#### [PROBLEM DETAILS]
Write out every entry word for word.

#### [MATERIAL FOR THE TASK]
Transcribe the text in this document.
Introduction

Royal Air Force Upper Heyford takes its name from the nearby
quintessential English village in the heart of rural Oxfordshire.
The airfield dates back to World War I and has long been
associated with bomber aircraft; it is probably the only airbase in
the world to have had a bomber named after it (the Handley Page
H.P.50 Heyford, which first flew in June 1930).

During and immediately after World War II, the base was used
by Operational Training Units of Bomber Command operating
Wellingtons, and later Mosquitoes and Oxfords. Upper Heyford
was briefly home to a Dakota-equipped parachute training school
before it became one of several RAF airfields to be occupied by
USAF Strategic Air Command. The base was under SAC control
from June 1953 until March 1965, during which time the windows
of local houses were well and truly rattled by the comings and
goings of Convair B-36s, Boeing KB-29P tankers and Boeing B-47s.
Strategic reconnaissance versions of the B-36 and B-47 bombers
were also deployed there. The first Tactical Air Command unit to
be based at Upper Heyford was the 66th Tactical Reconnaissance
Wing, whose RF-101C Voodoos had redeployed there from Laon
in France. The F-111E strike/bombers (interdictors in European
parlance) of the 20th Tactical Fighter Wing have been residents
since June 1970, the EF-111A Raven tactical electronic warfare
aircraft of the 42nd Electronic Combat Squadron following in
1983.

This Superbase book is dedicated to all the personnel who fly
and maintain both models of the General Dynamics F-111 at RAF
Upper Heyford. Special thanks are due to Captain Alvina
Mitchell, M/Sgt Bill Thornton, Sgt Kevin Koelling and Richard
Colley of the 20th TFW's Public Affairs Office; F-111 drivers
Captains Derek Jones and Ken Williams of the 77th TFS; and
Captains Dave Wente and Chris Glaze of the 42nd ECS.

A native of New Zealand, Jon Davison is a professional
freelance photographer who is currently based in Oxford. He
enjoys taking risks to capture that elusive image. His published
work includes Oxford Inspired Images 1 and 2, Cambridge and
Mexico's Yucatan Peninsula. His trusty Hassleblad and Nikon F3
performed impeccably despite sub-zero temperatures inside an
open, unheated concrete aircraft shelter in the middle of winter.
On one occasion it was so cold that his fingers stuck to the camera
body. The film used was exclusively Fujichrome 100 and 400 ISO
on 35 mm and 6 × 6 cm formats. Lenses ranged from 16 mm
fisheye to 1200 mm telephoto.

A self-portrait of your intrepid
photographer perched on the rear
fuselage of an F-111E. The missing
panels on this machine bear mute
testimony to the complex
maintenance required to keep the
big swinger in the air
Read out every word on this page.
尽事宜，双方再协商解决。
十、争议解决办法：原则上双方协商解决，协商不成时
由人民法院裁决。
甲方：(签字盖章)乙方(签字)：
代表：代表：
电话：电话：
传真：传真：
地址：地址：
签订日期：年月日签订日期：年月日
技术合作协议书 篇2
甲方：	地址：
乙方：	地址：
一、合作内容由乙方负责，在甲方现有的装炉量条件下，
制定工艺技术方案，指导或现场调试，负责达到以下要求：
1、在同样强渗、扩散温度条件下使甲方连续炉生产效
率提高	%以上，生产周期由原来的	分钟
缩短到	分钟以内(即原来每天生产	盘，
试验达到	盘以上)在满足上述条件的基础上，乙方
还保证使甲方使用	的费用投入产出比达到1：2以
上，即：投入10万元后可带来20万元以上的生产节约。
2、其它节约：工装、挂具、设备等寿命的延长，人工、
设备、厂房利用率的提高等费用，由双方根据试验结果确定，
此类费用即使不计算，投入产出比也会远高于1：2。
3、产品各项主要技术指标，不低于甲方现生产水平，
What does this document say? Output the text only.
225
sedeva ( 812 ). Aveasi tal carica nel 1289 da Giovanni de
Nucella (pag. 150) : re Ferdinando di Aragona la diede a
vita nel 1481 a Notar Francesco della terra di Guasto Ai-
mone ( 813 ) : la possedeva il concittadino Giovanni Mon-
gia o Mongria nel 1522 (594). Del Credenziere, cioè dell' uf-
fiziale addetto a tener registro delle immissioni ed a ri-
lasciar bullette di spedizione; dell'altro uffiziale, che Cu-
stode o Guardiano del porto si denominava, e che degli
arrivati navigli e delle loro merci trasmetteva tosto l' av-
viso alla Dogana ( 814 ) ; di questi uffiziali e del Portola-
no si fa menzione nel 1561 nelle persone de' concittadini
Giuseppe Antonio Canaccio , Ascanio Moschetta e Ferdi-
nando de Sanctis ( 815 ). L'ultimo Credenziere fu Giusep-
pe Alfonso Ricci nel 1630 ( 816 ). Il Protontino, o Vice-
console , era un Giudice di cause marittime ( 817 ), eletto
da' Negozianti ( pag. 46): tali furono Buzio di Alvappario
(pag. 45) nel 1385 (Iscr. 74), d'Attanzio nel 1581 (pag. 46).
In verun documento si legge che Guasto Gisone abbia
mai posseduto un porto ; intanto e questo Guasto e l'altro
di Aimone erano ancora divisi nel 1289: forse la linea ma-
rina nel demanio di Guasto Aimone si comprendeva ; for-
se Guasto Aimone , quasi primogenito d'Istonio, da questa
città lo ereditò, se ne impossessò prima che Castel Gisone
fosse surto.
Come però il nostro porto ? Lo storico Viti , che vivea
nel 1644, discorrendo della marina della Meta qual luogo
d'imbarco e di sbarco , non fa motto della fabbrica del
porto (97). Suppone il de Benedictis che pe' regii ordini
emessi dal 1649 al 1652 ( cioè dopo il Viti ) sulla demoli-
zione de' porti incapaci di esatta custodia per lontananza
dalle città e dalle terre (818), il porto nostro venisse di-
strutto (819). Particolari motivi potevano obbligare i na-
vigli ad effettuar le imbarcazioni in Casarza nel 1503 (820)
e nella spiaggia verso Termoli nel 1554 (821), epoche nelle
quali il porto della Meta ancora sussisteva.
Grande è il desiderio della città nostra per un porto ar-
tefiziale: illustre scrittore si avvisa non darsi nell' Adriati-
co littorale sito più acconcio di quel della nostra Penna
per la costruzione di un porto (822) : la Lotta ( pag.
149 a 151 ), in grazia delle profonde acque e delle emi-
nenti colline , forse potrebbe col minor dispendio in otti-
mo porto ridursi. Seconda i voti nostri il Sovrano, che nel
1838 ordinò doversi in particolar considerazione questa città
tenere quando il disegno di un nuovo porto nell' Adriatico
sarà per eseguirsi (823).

#### [ANSWER FOR THE TASK]
Transcribe the text in this document.
Introduction

Royal Air Force Upper Heyford takes its name from the nearby
quintessential English village in the heart of rural Oxfordshire.
The airfield dates back to World War I and has long been
associated with bomber aircraft; it is probably the only airbase in
the world to have had a bomber named after it (the Handley Page
H.P.50 Heyford, which first flew in June 1930).

During and immediately after World War II, the base was used
by Operational Training Units of Bomber Command operating
Wellingtons, and later Mosquitoes and Oxfords. Upper Heyford
was briefly home to a Dakota-equipped parachute training school
before it became one of several RAF airfields to be occupied by
USAF Strategic Air Command. The base was under SAC control
from June 1953 until March 1965, during which time the windows
of local houses were well and truly rattled by the comings and
goings of Convair B-36s, Boeing KB-29P tankers and Boeing B-47s.
Strategic reconnaissance versions of the B-36 and B-47 bombers
were also deployed there. The first Tactical Air Command unit to
be based at Upper Heyford was the 66th Tactical Reconnaissance
Wing, whose RF-101C Voodoos had redeployed there from Laon
in France. The F-111E strike/bombers (interdictors in European
parlance) of the 20th Tactical Fighter Wing have been residents
since June 1970, the EF-111A Raven tactical electronic warfare
aircraft of the 42nd Electronic Combat Squadron following in
1983.

This Superbase book is dedicated to all the personnel who fly
and maintain both models of the General Dynamics F-111 at RAF
Upper Heyford. Special thanks are due to Captain Alvina
Mitchell, M/Sgt Bill Thornton, Sgt Kevin Koelling and Richard
Colley of the 20th TFW's Public Affairs Office; F-111 drivers
Captains Derek Jones and Ken Williams of the 77th TFS; and
Captains Dave Wente and Chris Glaze of the 42nd ECS.

A native of New Zealand, Jon Davison is a professional
freelance photographer who is currently based in Oxford. He
enjoys taking risks to capture that elusive image. His published
work includes Oxford Inspired Images 1 and 2, Cambridge and
Mexico's Yucatan Peninsula. His trusty Hassleblad and Nikon F3
performed impeccably despite sub-zero temperatures inside an
open, unheated concrete aircraft shelter in the middle of winter.
On one occasion it was so cold that his fingers stuck to the camera
body. The film used was exclusively Fujichrome 100 and 400 ISO
on 35 mm and 6 × 6 cm formats. Lenses ranged from 16 mm
fisheye to 1200 mm telephoto.

A self-portrait of your intrepid
photographer perched on the rear
fuselage of an F-111E. The missing
panels on this machine bear mute
testimony to the complex
maintenance required to keep the
big swinger in the air
Read out every word on this page.
尽事宜，双方再协商解决。
十、争议解决办法：原则上双方协商解决，协商不成时
由人民法院裁决。
甲方：(签字盖章)乙方(签字)：
代表：代表：
电话：电话：
传真：传真：
地址：地址：
签订日期：年月日签订日期：年月日
技术合作协议书 篇2
甲方：	地址：
乙方：	地址：
一、合作内容由乙方负责，在甲方现有的装炉量条件下，
制定工艺技术方案，指导或现场调试，负责达到以下要求：
1、在同样强渗、扩散温度条件下使甲方连续炉生产效
率提高	%以上，生产周期由原来的	分钟
缩短到	分钟以内(即原来每天生产	盘，
试验达到	盘以上)在满足上述条件的基础上，乙方
还保证使甲方使用	的费用投入产出比达到1：2以
上，即：投入10万元后可带来20万元以上的生产节约。
2、其它节约：工装、挂具、设备等寿命的延长，人工、
设备、厂房利用率的提高等费用，由双方根据试验结果确定，
此类费用即使不计算，投入产出比也会远高于1：2。
3、产品各项主要技术指标，不低于甲方现生产水平，
What does this document say? Output the text only.
225
sedeva ( 812 ). Aveasi tal carica nel 1289 da Giovanni de
Nucella (pag. 150) : re Ferdinando di Aragona la diede a
vita nel 1481 a Notar Francesco della terra di Guasto Ai-
mone ( 813 ) : la possedeva il concittadino Giovanni Mon-
gia o Mongria nel 1522 (594). Del Credenziere, cioè dell' uf-
fiziale addetto a tener registro delle immissioni ed a ri-
lasciar bullette di spedizione; dell'altro uffiziale, che Cu-
stode o Guardiano del porto si denominava, e che degli
arrivati navigli e delle loro merci trasmetteva tosto l' av-
viso alla Dogana ( 814 ) ; di questi uffiziali e del Portola-
no si fa menzione nel 1561 nelle persone de' concittadini
Giuseppe Antonio Canaccio , Ascanio Moschetta e Ferdi-
nando de Sanctis ( 815 ). L'ultimo Credenziere fu Giusep-
pe Alfonso Ricci nel 1630 ( 816 ). Il Protontino, o Vice-
console , era un Giudice di cause marittime ( 817 ), eletto
da' Negozianti ( pag. 46): tali furono Buzio di Alvappario
(pag. 45) nel 1385 (Iscr. 74), d'Attanzio nel 1581 (pag. 46).
In verun documento si legge che Guasto Gisone abbia
mai posseduto un porto ; intanto e questo Guasto e l'altro
di Aimone erano ancora divisi nel 1289: forse la linea ma-
rina nel demanio di Guasto Aimone si comprendeva ; for-
se Guasto Aimone , quasi primogenito d'Istonio, da questa
città lo ereditò, se ne impossessò prima che Castel Gisone
fosse surto.
Come però il nostro porto ? Lo storico Viti , che vivea
nel 1644, discorrendo della marina della Meta qual luogo
d'imbarco e di sbarco , non fa motto della fabbrica del
porto (97). Suppone il de Benedictis che pe' regii ordini
emessi dal 1649 al 1652 ( cioè dopo il Viti ) sulla demoli-
zione de' porti incapaci di esatta custodia per lontananza
dalle città e dalle terre (818), il porto nostro venisse di-
strutto (819). Particolari motivi potevano obbligare i na-
vigli ad effettuar le imbarcazioni in Casarza nel 1503 (820)
e nella spiaggia verso Termoli nel 1554 (821), epoche nelle
quali il porto della Meta ancora sussisteva.
Grande è il desiderio della città nostra per un porto ar-
tefiziale: illustre scrittore si avvisa non darsi nell' Adriati-
co littorale sito più acconcio di quel della nostra Penna
per la costruzione di un porto (822) : la Lotta ( pag.
149 a 151 ), in grazia delle profonde acque e delle emi-
nenti colline , forse potrebbe col minor dispendio in otti-
mo porto ridursi. Seconda i voti nostri il Sovrano, che nel
1838 ordinò doversi in particolar considerazione questa città
tenere quando il disegno di un nuovo porto nell' Adriatico
sarà per eseguirsi (823).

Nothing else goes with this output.